• [GOAL OF THE EXERCISE]:
Each line of the material below that holds the word "Renata" needs to be copied.

-- START OF DATA EXCERPTS --

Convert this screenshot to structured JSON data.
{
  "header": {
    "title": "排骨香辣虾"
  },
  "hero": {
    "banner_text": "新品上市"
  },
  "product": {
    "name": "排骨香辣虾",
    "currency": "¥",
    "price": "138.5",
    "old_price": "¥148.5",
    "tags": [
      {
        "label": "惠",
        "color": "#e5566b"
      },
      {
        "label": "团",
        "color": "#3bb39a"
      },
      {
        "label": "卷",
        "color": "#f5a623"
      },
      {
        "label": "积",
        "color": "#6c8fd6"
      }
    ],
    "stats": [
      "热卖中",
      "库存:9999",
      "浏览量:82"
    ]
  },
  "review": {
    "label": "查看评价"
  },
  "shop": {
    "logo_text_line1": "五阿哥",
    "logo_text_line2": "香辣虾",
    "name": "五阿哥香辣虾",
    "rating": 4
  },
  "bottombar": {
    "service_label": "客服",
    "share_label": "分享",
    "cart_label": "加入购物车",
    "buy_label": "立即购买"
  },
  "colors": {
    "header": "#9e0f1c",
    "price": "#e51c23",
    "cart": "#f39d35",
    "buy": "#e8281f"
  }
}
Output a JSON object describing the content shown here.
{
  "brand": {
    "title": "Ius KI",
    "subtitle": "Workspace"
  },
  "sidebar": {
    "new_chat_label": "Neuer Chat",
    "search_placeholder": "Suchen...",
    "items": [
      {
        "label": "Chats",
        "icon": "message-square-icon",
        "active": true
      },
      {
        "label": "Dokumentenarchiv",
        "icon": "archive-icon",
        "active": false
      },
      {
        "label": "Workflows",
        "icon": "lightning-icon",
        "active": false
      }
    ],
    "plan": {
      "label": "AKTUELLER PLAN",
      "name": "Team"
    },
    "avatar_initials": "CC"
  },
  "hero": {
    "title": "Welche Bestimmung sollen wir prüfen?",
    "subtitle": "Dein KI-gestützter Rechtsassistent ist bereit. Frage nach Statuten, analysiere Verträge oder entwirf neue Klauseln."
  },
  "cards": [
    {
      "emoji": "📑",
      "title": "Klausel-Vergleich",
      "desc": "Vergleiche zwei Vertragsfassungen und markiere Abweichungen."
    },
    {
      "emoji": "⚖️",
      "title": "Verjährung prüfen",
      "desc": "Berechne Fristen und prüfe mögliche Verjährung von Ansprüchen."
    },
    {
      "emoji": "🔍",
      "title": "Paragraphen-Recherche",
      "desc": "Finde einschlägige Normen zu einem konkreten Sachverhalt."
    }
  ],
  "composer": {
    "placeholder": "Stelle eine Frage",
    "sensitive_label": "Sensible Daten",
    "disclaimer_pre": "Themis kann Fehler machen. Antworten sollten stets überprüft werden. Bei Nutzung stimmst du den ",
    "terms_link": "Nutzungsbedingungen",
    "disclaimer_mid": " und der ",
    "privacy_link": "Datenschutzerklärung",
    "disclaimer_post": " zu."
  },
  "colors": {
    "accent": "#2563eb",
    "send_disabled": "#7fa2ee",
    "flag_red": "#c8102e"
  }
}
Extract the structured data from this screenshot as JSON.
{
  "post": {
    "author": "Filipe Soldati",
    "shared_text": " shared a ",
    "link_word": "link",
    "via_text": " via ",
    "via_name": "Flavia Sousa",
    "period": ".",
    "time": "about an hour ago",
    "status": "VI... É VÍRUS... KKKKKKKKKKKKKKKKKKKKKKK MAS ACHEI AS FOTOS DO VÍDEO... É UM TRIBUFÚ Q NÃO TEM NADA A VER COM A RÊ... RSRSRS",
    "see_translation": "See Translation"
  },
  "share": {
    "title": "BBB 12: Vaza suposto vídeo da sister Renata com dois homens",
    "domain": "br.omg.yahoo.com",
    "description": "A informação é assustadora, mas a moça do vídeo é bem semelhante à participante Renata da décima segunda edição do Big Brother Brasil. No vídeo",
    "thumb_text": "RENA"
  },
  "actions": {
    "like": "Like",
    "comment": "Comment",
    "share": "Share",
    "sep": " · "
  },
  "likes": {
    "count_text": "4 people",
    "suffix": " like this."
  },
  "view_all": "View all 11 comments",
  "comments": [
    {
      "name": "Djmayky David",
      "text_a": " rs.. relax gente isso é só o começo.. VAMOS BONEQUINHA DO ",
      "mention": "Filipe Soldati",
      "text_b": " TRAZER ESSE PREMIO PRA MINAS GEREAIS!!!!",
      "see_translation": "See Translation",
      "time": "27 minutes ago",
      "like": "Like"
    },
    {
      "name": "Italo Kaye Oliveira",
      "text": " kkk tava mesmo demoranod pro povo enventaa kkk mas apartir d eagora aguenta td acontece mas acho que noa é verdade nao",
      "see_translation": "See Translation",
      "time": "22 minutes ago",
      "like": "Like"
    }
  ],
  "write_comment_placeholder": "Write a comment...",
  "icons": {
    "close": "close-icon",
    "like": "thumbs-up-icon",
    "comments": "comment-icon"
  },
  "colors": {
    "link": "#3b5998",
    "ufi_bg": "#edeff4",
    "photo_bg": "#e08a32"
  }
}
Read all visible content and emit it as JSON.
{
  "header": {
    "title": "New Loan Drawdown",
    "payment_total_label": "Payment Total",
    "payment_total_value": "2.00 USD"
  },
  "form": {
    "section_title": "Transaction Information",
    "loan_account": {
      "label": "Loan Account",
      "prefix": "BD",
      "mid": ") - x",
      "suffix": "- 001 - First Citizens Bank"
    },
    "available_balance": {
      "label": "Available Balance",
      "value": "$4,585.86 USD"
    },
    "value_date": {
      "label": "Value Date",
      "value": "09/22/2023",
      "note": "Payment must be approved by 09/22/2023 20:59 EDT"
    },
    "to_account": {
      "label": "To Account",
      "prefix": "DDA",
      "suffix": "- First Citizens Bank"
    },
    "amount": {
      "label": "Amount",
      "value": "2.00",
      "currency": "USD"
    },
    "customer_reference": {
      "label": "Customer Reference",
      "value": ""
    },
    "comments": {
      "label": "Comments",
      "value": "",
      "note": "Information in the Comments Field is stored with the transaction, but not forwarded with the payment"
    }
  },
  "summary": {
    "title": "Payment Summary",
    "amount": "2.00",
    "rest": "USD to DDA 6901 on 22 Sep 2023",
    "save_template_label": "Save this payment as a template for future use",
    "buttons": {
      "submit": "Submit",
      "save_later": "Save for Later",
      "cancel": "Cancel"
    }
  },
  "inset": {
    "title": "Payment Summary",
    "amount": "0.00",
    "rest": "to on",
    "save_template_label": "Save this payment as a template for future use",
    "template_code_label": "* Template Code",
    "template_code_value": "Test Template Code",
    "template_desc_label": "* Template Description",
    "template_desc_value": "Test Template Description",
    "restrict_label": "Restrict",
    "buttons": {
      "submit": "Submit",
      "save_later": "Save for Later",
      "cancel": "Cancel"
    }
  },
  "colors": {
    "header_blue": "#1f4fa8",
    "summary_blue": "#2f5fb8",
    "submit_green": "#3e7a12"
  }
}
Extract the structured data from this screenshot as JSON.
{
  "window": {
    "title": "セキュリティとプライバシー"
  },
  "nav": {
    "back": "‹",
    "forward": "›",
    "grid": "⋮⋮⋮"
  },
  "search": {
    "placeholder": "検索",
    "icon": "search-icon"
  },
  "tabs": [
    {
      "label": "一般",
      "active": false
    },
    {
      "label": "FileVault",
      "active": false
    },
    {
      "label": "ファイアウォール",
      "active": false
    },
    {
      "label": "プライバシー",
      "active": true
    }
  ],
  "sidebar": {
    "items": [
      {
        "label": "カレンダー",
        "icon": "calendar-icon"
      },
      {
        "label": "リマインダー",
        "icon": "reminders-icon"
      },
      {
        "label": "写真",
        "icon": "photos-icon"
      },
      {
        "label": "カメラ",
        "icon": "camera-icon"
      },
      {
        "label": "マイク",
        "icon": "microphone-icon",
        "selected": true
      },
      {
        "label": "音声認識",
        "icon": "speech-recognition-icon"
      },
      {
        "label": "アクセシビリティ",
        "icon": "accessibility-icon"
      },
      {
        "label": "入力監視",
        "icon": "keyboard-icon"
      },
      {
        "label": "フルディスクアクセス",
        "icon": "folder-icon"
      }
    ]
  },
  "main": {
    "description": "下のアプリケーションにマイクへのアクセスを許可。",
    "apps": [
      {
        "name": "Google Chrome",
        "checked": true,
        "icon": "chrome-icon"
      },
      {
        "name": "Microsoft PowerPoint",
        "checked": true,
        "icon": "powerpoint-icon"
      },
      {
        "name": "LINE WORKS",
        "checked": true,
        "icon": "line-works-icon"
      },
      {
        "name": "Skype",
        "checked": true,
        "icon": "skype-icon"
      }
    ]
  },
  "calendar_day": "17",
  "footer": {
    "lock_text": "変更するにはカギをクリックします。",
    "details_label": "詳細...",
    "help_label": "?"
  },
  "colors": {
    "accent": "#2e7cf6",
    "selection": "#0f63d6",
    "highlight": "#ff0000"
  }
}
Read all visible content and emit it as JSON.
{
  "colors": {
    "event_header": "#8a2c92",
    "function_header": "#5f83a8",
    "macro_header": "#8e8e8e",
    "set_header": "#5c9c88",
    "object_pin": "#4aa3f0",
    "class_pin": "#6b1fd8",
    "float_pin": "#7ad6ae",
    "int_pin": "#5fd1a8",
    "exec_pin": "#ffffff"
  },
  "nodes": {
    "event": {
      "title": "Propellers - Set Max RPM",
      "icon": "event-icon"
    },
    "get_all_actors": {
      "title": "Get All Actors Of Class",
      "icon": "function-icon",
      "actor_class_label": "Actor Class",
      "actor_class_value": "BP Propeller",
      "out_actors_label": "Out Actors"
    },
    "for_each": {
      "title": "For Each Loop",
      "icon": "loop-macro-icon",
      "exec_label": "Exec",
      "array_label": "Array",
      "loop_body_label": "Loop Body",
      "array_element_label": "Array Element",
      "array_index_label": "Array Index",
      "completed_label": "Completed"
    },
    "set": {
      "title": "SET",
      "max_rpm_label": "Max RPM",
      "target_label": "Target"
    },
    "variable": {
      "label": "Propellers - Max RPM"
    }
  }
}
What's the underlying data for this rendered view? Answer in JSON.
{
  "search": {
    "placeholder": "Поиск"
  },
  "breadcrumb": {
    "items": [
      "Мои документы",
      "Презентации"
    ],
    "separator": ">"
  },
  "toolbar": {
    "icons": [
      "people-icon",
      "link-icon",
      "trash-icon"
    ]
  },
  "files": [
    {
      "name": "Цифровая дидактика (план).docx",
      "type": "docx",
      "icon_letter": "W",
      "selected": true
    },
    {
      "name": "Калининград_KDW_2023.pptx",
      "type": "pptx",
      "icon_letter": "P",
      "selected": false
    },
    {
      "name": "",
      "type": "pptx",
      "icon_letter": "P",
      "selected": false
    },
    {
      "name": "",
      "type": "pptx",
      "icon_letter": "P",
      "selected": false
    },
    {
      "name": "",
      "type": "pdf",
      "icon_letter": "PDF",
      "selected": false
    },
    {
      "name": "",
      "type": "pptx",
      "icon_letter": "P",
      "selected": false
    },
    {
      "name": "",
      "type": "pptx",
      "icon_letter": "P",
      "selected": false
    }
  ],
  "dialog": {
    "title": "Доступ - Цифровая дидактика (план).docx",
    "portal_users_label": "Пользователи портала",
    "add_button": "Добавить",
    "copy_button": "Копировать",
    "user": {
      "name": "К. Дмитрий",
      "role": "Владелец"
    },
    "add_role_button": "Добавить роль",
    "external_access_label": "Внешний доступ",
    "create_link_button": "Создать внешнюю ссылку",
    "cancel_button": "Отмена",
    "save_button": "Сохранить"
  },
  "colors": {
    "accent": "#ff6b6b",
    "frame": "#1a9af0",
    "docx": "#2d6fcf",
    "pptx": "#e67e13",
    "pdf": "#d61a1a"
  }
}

-- END OF DATA EXCERPTS --

• [REPLY]:
    "title": "BBB 12: Vaza suposto vídeo da sister Renata com dois homens",
    "description": "A informação é assustadora, mas a moça do vídeo é bem semelhante à participante Renata da décima segunda edição do Big Brother Brasil. No vídeo",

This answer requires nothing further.